┌────────

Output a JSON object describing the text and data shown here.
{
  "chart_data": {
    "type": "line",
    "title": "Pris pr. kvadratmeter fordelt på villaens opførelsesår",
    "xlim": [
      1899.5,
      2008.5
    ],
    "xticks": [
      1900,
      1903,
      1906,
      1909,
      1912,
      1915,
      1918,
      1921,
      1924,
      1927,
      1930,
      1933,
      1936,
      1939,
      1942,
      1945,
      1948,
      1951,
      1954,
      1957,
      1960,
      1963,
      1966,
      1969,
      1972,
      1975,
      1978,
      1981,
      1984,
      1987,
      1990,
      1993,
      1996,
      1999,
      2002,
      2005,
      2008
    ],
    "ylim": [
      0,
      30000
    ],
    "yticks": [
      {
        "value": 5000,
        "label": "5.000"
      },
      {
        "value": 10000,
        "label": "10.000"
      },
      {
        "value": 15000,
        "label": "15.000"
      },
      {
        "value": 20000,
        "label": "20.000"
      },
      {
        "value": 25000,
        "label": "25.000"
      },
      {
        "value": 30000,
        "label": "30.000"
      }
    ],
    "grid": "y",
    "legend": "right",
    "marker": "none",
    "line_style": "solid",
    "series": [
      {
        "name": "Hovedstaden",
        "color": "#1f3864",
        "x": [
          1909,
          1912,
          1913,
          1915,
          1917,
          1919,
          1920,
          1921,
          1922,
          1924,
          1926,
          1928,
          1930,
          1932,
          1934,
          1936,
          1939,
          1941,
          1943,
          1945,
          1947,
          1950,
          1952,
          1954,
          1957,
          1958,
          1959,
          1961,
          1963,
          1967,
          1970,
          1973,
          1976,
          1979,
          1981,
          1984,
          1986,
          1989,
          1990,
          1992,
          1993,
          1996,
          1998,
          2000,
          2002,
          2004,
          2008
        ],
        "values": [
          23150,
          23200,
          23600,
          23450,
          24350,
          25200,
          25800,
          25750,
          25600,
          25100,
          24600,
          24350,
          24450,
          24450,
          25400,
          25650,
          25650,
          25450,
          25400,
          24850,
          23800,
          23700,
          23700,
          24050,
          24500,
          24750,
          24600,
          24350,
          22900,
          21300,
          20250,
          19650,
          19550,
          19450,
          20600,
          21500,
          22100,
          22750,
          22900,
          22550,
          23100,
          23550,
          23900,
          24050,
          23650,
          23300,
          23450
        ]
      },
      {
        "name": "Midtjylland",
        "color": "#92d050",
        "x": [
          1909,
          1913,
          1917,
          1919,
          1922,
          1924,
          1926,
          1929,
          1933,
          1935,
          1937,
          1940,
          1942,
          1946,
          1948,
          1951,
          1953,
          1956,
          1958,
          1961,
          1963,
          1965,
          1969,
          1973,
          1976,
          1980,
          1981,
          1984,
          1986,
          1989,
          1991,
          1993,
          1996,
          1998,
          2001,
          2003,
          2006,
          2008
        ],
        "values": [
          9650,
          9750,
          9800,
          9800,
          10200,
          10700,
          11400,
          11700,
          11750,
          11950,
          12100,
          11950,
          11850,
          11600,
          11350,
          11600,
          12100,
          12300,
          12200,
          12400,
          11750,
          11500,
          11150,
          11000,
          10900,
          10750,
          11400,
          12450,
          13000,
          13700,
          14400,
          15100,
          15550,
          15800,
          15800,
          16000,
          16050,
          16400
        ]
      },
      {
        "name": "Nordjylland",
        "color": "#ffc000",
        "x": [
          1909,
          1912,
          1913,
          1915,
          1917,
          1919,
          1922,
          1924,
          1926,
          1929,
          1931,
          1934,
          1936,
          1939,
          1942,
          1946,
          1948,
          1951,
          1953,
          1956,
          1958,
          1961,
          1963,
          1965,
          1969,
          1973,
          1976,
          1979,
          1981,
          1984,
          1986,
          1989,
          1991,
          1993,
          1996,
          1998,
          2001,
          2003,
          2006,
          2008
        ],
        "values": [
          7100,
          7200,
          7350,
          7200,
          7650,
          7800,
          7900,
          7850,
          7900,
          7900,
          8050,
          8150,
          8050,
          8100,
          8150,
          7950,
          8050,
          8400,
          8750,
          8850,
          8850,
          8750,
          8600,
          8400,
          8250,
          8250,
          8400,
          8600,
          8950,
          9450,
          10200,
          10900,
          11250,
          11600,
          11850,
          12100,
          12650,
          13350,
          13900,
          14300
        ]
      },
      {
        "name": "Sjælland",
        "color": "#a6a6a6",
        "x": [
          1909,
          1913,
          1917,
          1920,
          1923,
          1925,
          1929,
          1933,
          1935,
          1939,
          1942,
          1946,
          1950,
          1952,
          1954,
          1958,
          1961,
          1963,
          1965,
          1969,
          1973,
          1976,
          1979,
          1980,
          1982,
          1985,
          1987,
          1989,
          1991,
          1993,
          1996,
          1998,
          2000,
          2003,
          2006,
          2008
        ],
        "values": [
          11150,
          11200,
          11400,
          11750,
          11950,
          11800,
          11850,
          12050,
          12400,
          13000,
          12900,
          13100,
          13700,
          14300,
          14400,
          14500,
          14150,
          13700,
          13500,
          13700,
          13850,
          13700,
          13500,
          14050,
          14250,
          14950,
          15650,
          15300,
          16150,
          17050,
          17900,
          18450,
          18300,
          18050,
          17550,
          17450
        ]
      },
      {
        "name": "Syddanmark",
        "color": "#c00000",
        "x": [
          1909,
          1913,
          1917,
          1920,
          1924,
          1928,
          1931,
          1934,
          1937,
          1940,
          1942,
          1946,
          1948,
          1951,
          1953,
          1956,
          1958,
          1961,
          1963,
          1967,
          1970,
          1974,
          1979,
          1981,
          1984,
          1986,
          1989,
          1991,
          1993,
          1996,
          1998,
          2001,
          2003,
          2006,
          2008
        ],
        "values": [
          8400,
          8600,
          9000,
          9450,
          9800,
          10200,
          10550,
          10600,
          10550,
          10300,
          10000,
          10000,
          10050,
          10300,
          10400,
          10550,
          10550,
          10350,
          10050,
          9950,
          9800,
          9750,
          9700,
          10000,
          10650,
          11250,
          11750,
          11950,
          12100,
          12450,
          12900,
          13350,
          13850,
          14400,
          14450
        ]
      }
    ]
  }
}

└────────

- _Goal_
Write out every entry exactly as given.

- _Solution to the problem_
Output a JSON object describing the text and data shown here.
{
  "chart_data": {
    "type": "line",
    "title": "Pris pr. kvadratmeter fordelt på villaens opførelsesår",
    "xlim": [
      1899.5,
      2008.5
    ],
    "xticks": [
      1900,
      1903,
      1906,
      1909,
      1912,
      1915,
      1918,
      1921,
      1924,
      1927,
      1930,
      1933,
      1936,
      1939,
      1942,
      1945,
      1948,
      1951,
      1954,
      1957,
      1960,
      1963,
      1966,
      1969,
      1972,
      1975,
      1978,
      1981,
      1984,
      1987,
      1990,
      1993,
      1996,
      1999,
      2002,
      2005,
      2008
    ],
    "ylim": [
      0,
      30000
    ],
    "yticks": [
      {
        "value": 5000,
        "label": "5.000"
      },
      {
        "value": 10000,
        "label": "10.000"
      },
      {
        "value": 15000,
        "label": "15.000"
      },
      {
        "value": 20000,
        "label": "20.000"
      },
      {
        "value": 25000,
        "label": "25.000"
      },
      {
        "value": 30000,
        "label": "30.000"
      }
    ],
    "grid": "y",
    "legend": "right",
    "marker": "none",
    "line_style": "solid",
    "series": [
      {
        "name": "Hovedstaden",
        "color": "#1f3864",
        "x": [
          1909,
          1912,
          1913,
          1915,
          1917,
          1919,
          1920,
          1921,
          1922,
          1924,
          1926,
          1928,
          1930,
          1932,
          1934,
          1936,
          1939,
          1941,
          1943,
          1945,
          1947,
          1950,
          1952,
          1954,
          1957,
          1958,
          1959,
          1961,
          1963,
          1967,
          1970,
          1973,
          1976,
          1979,
          1981,
          1984,
          1986,
          1989,
          1990,
          1992,
          1993,
          1996,
          1998,
          2000,
          2002,
          2004,
          2008
        ],
        "values": [
          23150,
          23200,
          23600,
          23450,
          24350,
          25200,
          25800,
          25750,
          25600,
          25100,
          24600,
          24350,
          24450,
          24450,
          25400,
          25650,
          25650,
          25450,
          25400,
          24850,
          23800,
          23700,
          23700,
          24050,
          24500,
          24750,
          24600,
          24350,
          22900,
          21300,
          20250,
          19650,
          19550,
          19450,
          20600,
          21500,
          22100,
          22750,
          22900,
          22550,
          23100,
          23550,
          23900,
          24050,
          23650,
          23300,
          23450
        ]
      },
      {
        "name": "Midtjylland",
        "color": "#92d050",
        "x": [
          1909,
          1913,
          1917,
          1919,
          1922,
          1924,
          1926,
          1929,
          1933,
          1935,
          1937,
          1940,
          1942,
          1946,
          1948,
          1951,
          1953,
          1956,
          1958,
          1961,
          1963,
          1965,
          1969,
          1973,
          1976,
          1980,
          1981,
          1984,
          1986,
          1989,
          1991,
          1993,
          1996,
          1998,
          2001,
          2003,
          2006,
          2008
        ],
        "values": [
          9650,
          9750,
          9800,
          9800,
          10200,
          10700,
          11400,
          11700,
          11750,
          11950,
          12100,
          11950,
          11850,
          11600,
          11350,
          11600,
          12100,
          12300,
          12200,
          12400,
          11750,
          11500,
          11150,
          11000,
          10900,
          10750,
          11400,
          12450,
          13000,
          13700,
          14400,
          15100,
          15550,
          15800,
          15800,
          16000,
          16050,
          16400
        ]
      },
      {
        "name": "Nordjylland",
        "color": "#ffc000",
        "x": [
          1909,
          1912,
          1913,
          1915,
          1917,
          1919,
          1922,
          1924,
          1926,
          1929,
          1931,
          1934,
          1936,
          1939,
          1942,
          1946,
          1948,
          1951,
          1953,
          1956,
          1958,
          1961,
          1963,
          1965,
          1969,
          1973,
          1976,
          1979,
          1981,
          1984,
          1986,
          1989,
          1991,
          1993,
          1996,
          1998,
          2001,
          2003,
          2006,
          2008
        ],
        "values": [
          7100,
          7200,
          7350,
          7200,
          7650,
          7800,
          7900,
          7850,
          7900,
          7900,
          8050,
          8150,
          8050,
          8100,
          8150,
          7950,
          8050,
          8400,
          8750,
          8850,
          8850,
          8750,
          8600,
          8400,
          8250,
          8250,
          8400,
          8600,
          8950,
          9450,
          10200,
          10900,
          11250,
          11600,
          11850,
          12100,
          12650,
          13350,
          13900,
          14300
        ]
      },
      {
        "name": "Sjælland",
        "color": "#a6a6a6",
        "x": [
          1909,
          1913,
          1917,
          1920,
          1923,
          1925,
          1929,
          1933,
          1935,
          1939,
          1942,
          1946,
          1950,
          1952,
          1954,
          1958,
          1961,
          1963,
          1965,
          1969,
          1973,
          1976,
          1979,
          1980,
          1982,
          1985,
          1987,
          1989,
          1991,
          1993,
          1996,
          1998,
          2000,
          2003,
          2006,
          2008
        ],
        "values": [
          11150,
          11200,
          11400,
          11750,
          11950,
          11800,
          11850,
          12050,
          12400,
          13000,
          12900,
          13100,
          13700,
          14300,
          14400,
          14500,
          14150,
          13700,
          13500,
          13700,
          13850,
          13700,
          13500,
          14050,
          14250,
          14950,
          15650,
          15300,
          16150,
          17050,
          17900,
          18450,
          18300,
          18050,
          17550,
          17450
        ]
      },
      {
        "name": "Syddanmark",
        "color": "#c00000",
        "x": [
          1909,
          1913,
          1917,
          1920,
          1924,
          1928,
          1931,
          1934,
          1937,
          1940,
          1942,
          1946,
          1948,
          1951,
          1953,
          1956,
          1958,
          1961,
          1963,
          1967,
          1970,
          1974,
          1979,
          1981,
          1984,
          1986,
          1989,
          1991,
          1993,
          1996,
          1998,
          2001,
          2003,
          2006,
          2008
        ],
        "values": [
          8400,
          8600,
          9000,
          9450,
          9800,
          10200,
          10550,
          10600,
          10550,
          10300,
          10000,
          10000,
          10050,
          10300,
          10400,
          10550,
          10550,
          10350,
          10050,
          9950,
          9800,
          9750,
          9700,
          10000,
          10650,
          11250,
          11750,
          11950,
          12100,
          12450,
          12900,
          13350,
          13850,
          14400,
          14450
        ]
      }
    ]
  }
}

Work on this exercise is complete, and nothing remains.